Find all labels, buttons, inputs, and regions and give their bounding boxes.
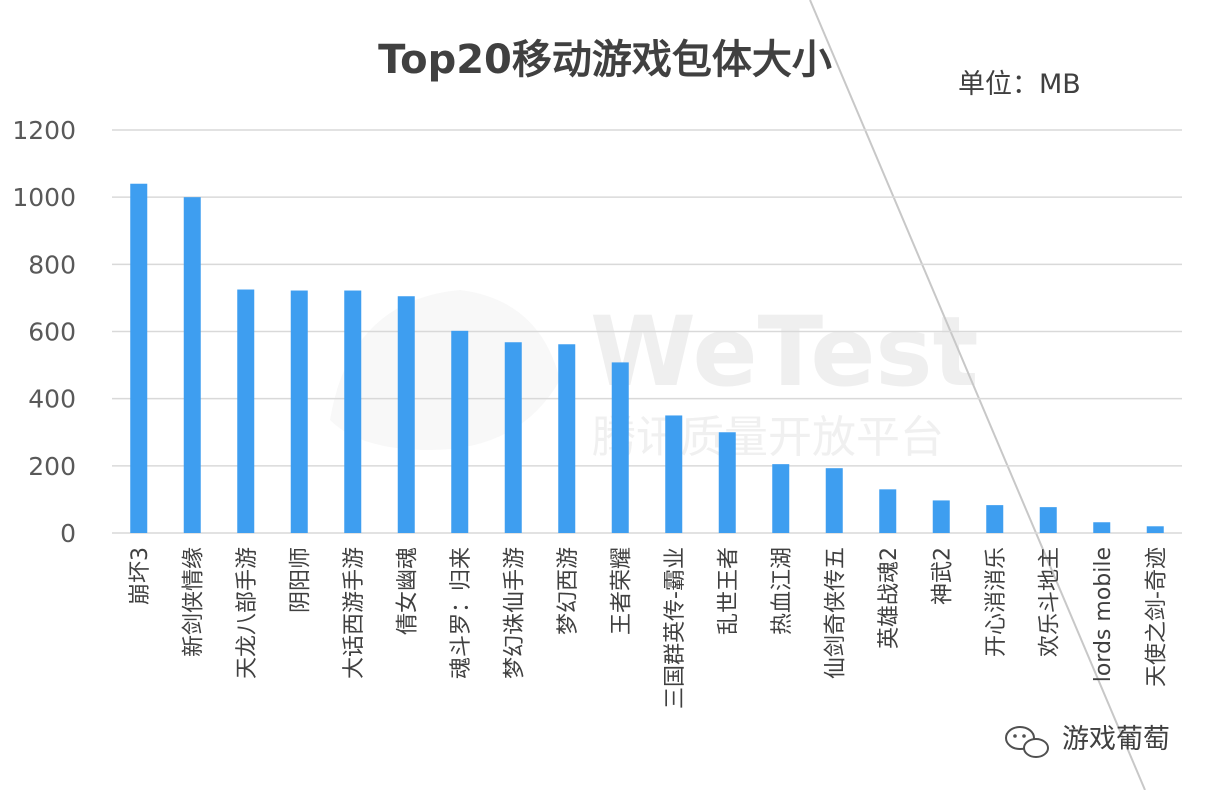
x-category-label: 阴阳师 (288, 547, 313, 613)
bar (183, 197, 201, 533)
unit-label: 单位：MB (958, 69, 1081, 100)
bar (237, 289, 255, 533)
y-tick-label: 200 (28, 452, 76, 481)
bar (665, 415, 683, 533)
bar (1146, 526, 1164, 533)
diagonal-divider (809, 0, 1146, 790)
x-category-label: 天龙八部手游 (235, 547, 260, 679)
bar (879, 489, 897, 533)
y-tick-label: 800 (28, 250, 76, 279)
bar (1039, 507, 1057, 533)
bar (986, 505, 1004, 533)
bar (504, 342, 522, 533)
bars (130, 183, 1164, 533)
watermark: WeTest 腾讯质量开放平台 (330, 290, 978, 463)
x-category-label: 魂斗罗：归来 (449, 547, 474, 679)
wechat-badge: 游戏葡萄 (1005, 724, 1170, 758)
y-tick-label: 1200 (12, 116, 76, 145)
x-category-label: 仙剑奇侠传五 (823, 547, 848, 679)
bar (130, 183, 148, 533)
bar (344, 290, 362, 533)
bar (1093, 522, 1111, 533)
x-axis-categories: 崩坏3 新剑侠情缘 天龙八部手游 阴阳师 大话西游手游 倩女幽魂 魂斗罗：归来 梦幻诛仙手游 梦… (128, 547, 1170, 709)
x-category-label: 梦幻诛仙手游 (502, 547, 527, 679)
x-category-label: 英雄战魂2 (877, 547, 902, 649)
x-category-label: 天使之剑-奇迹 (1144, 547, 1169, 687)
bar (825, 468, 843, 533)
y-tick-label: 0 (60, 519, 76, 548)
badge-text: 游戏葡萄 (1062, 724, 1170, 755)
x-category-label: lords mobile (1091, 547, 1116, 682)
x-category-label: 乱世王者 (716, 547, 741, 635)
bar (290, 290, 308, 533)
x-category-label: 大话西游手游 (342, 547, 367, 679)
y-tick-label: 400 (28, 385, 76, 414)
watermark-text: WeTest (590, 296, 978, 408)
bar (558, 344, 576, 533)
bar (772, 464, 790, 533)
y-tick-label: 600 (28, 318, 76, 347)
x-category-label: 王者荣耀 (609, 547, 634, 635)
x-category-label: 神武2 (930, 547, 955, 605)
x-category-label: 三国群英传-霸业 (663, 547, 688, 709)
x-category-label: 新剑侠情缘 (181, 547, 206, 657)
watermark-logo-icon (330, 290, 560, 450)
y-axis-ticks: 0 200 400 600 800 1000 1200 (12, 116, 76, 548)
x-category-label: 热血江湖 (770, 547, 795, 635)
x-category-label: 梦幻西游 (556, 547, 581, 635)
bar (932, 500, 950, 533)
grid-lines (112, 129, 1182, 534)
x-category-label: 开心消消乐 (984, 547, 1009, 657)
bar (611, 362, 629, 533)
watermark-subtext: 腾讯质量开放平台 (592, 412, 944, 463)
bar (397, 296, 415, 533)
bar (718, 432, 736, 533)
y-tick-label: 1000 (12, 183, 76, 212)
x-category-label: 倩女幽魂 (395, 547, 420, 635)
x-category-label: 崩坏3 (128, 547, 153, 605)
wechat-icon (1005, 726, 1049, 758)
x-category-label: 欢乐斗地主 (1037, 547, 1062, 657)
bar (451, 330, 469, 533)
chart-title: Top20移动游戏包体大小 (378, 37, 832, 83)
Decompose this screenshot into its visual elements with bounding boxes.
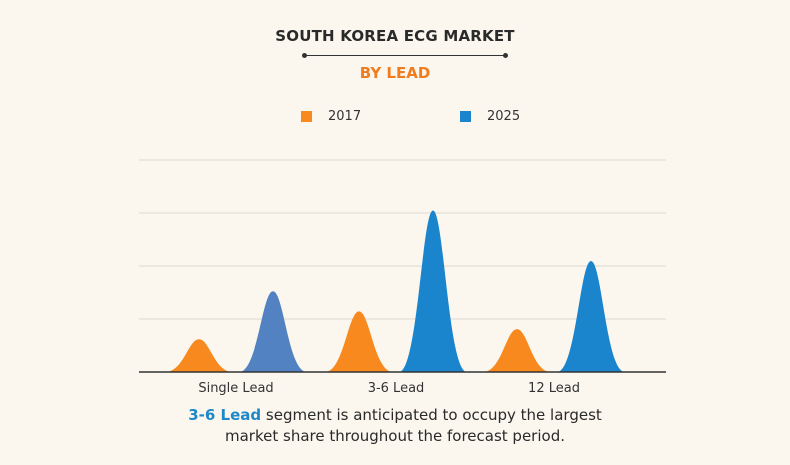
- x-axis-labels: Single Lead 3-6 Lead 12 Lead: [198, 381, 580, 396]
- legend-item-2017: 2017: [301, 108, 361, 124]
- peak-2025-12-lead: [557, 260, 625, 372]
- title-divider: [302, 53, 508, 58]
- chart-subtitle: BY LEAD: [359, 64, 431, 82]
- chart-title: SOUTH KOREA ECG MARKET: [275, 27, 515, 45]
- divider-right-dot: [503, 53, 508, 58]
- peak-2017-single-lead: [165, 339, 233, 372]
- footnote: 3-6 Lead segment is anticipated to occup…: [0, 405, 790, 447]
- footnote-highlight: 3-6 Lead: [188, 406, 262, 424]
- x-tick-label: 12 Lead: [528, 381, 580, 396]
- legend-label-2025: 2025: [487, 108, 521, 124]
- chart-peaks: [165, 210, 625, 372]
- footnote-line2: market share throughout the forecast per…: [225, 427, 565, 445]
- x-tick-label: Single Lead: [198, 381, 273, 396]
- peak-2017-3-6-lead: [325, 311, 393, 372]
- legend-item-2025: 2025: [460, 108, 520, 124]
- divider-left-dot: [302, 53, 307, 58]
- legend-label-2017: 2017: [328, 108, 362, 124]
- legend-swatch-2025: [460, 110, 471, 122]
- footnote-line1: segment is anticipated to occupy the lar…: [261, 406, 602, 424]
- peak-2017-12-lead: [483, 329, 551, 372]
- peak-2025-single-lead: [239, 291, 307, 372]
- peak-2025-3-6-lead: [399, 210, 467, 372]
- legend-swatch-2017: [301, 110, 312, 122]
- x-tick-label: 3-6 Lead: [368, 381, 425, 396]
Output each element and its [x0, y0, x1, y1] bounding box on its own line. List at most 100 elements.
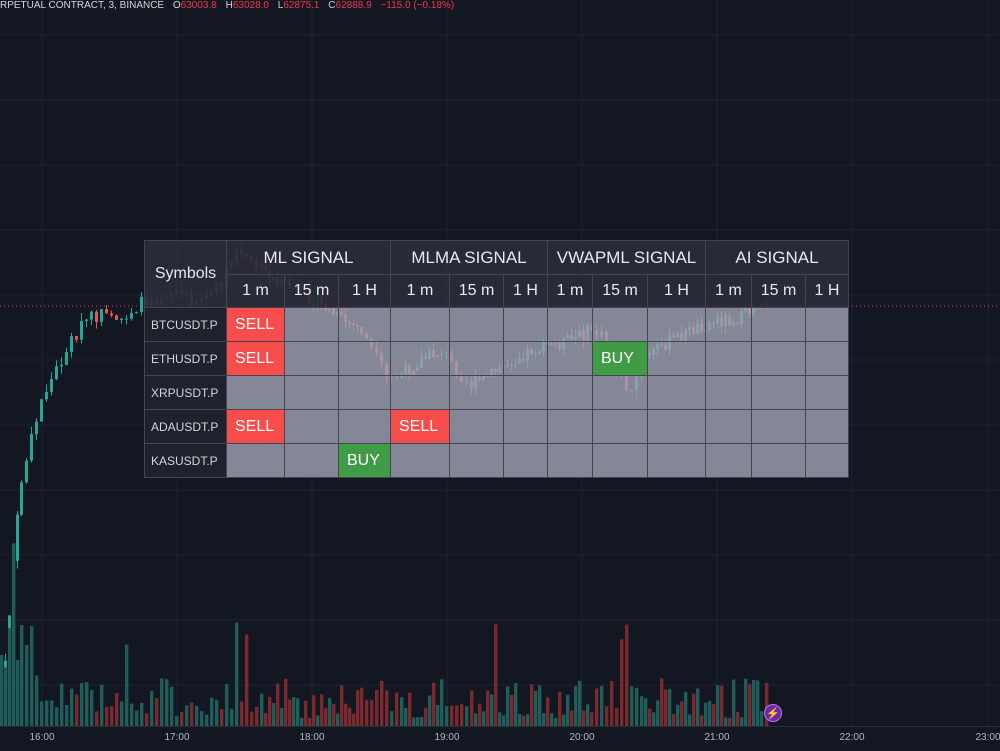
signal-empty-cell [805, 443, 849, 478]
signal-empty-cell [338, 375, 391, 410]
signal-empty-cell [547, 341, 593, 376]
volume-bar [12, 543, 16, 726]
timeframe-header: 15 m [751, 274, 806, 308]
signal-empty-cell [751, 443, 806, 478]
volume-bar [570, 710, 574, 726]
volume-bar [740, 717, 744, 726]
volume-bar [35, 675, 39, 726]
volume-bar [292, 697, 296, 726]
volume-bar [700, 715, 704, 726]
signal-sell-cell: SELL [226, 409, 285, 444]
volume-bar [455, 705, 459, 726]
signal-text [504, 452, 512, 469]
candle-body [70, 336, 73, 352]
candle-body [135, 312, 138, 314]
timeframe-header: 1 H [338, 274, 391, 308]
volume-bar [605, 706, 609, 726]
signal-text [548, 316, 556, 333]
signal-empty-cell [592, 307, 648, 342]
volume-bar [664, 689, 668, 726]
signal-text [752, 316, 760, 333]
volume-bar [542, 713, 546, 726]
signal-text [648, 316, 656, 333]
signal-empty-cell [503, 443, 548, 478]
signal-empty-cell [503, 409, 548, 444]
volume-bar [652, 712, 656, 726]
time-label: 21:00 [704, 732, 730, 743]
volume-bar [240, 701, 244, 726]
volume-bar [385, 690, 389, 726]
volume-bar [352, 713, 356, 726]
group-header-vwapml: VWAPML SIGNAL [547, 240, 706, 275]
time-axis[interactable]: 16:00 17:00 18:00 19:00 20:00 21:00 22:0… [0, 726, 1000, 751]
volume-bar [566, 694, 570, 726]
volume-bar [225, 683, 229, 726]
signal-text: BUY [347, 451, 380, 469]
volume-bar [340, 685, 344, 726]
volume-bar [470, 690, 474, 726]
volume-bar [432, 682, 436, 726]
signal-text [339, 350, 347, 367]
volume-bar [200, 710, 204, 726]
volume-bar [365, 699, 369, 726]
signal-text [806, 452, 814, 469]
timeframe-header: 15 m [449, 274, 504, 308]
signal-row: ADAUSDT.P SELL SELL [144, 409, 849, 444]
signal-empty-cell [284, 375, 339, 410]
candle-body [65, 351, 68, 366]
volume-bar [620, 639, 624, 726]
signal-empty-cell [449, 443, 504, 478]
signal-empty-cell [449, 307, 504, 342]
lightning-icon[interactable]: ⚡ [764, 704, 782, 722]
legend-open: 63003.8 [180, 0, 217, 11]
volume-bar [105, 706, 109, 726]
volume-bar [704, 702, 708, 726]
volume-bar [640, 696, 644, 726]
candle-body [50, 379, 53, 393]
legend-close-label: C [328, 0, 336, 11]
group-header-ai: AI SIGNAL [705, 240, 849, 275]
volume-bar [60, 683, 64, 726]
signal-empty-cell [751, 409, 806, 444]
volume-bar [370, 700, 374, 726]
volume-bar [684, 691, 688, 726]
signal-text [227, 452, 235, 469]
candle-body [105, 309, 108, 314]
signal-empty-cell [390, 341, 450, 376]
signal-empty-cell [705, 443, 752, 478]
volume-bar [554, 717, 558, 726]
volume-bar [424, 707, 428, 726]
symbol-label: ADAUSDT.P [144, 409, 227, 444]
volume-bar [160, 678, 164, 726]
volume-bar [530, 684, 534, 726]
signal-text [548, 418, 556, 435]
volume-bar [486, 690, 490, 726]
signal-empty-cell [805, 307, 849, 342]
group-header-mlma: MLMA SIGNAL [390, 240, 548, 275]
volume-bar [712, 704, 716, 726]
volume-bar [135, 710, 139, 726]
volume-bar [16, 660, 20, 726]
signal-row: XRPUSDT.P [144, 375, 849, 410]
symbols-header: Symbols [144, 240, 227, 308]
timeframe-header: 15 m [592, 274, 648, 308]
volume-bar [692, 693, 696, 726]
volume-bar [115, 693, 119, 726]
symbol-label: BTCUSDT.P [144, 307, 227, 342]
signal-text [450, 452, 458, 469]
volume-bar [644, 698, 648, 726]
volume-bar [272, 702, 276, 726]
signal-empty-cell [547, 443, 593, 478]
volume-bar [550, 713, 554, 726]
volume-bar [215, 699, 219, 726]
signal-text [593, 316, 601, 333]
signal-row: BTCUSDT.P SELL [144, 307, 849, 342]
volume-bar [728, 717, 732, 726]
signal-text [648, 418, 656, 435]
time-label: 20:00 [569, 732, 595, 743]
signal-text [391, 350, 399, 367]
volume-bar [538, 685, 542, 726]
volume-bar [408, 692, 412, 726]
signal-empty-cell [390, 443, 450, 478]
volume-bar [720, 685, 724, 726]
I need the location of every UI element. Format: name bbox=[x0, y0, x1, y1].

┄┄┄┄┄┄┄┄┄┄

JOB: Please edit the entries in the stretch from the line containing "x-category-label: 阴阳师 (288, 547, 313, 613)" through the line containing "watermark: WeTest 腾讯质量开放平台", replacing "y-tick-label" with "y-axis-label" and leaving everything else unchanged. Give only those lines.

CORRECT RESULT:
x-category-label: 阴阳师 (288, 547, 313, 613)
bar (183, 197, 201, 533)
unit-label: 单位：MB (958, 69, 1081, 100)
bar (237, 289, 255, 533)
y-axis-label: 200 (28, 452, 76, 481)
bar (665, 415, 683, 533)
bar (1146, 526, 1164, 533)
diagonal-divider (809, 0, 1146, 790)
x-category-label: 天龙八部手游 (235, 547, 260, 679)
bar (879, 489, 897, 533)
y-axis-label: 800 (28, 250, 76, 279)
bar (1039, 507, 1057, 533)
bar (986, 505, 1004, 533)
bar (504, 342, 522, 533)
bars (130, 183, 1164, 533)
watermark: WeTest 腾讯质量开放平台 (330, 290, 978, 463)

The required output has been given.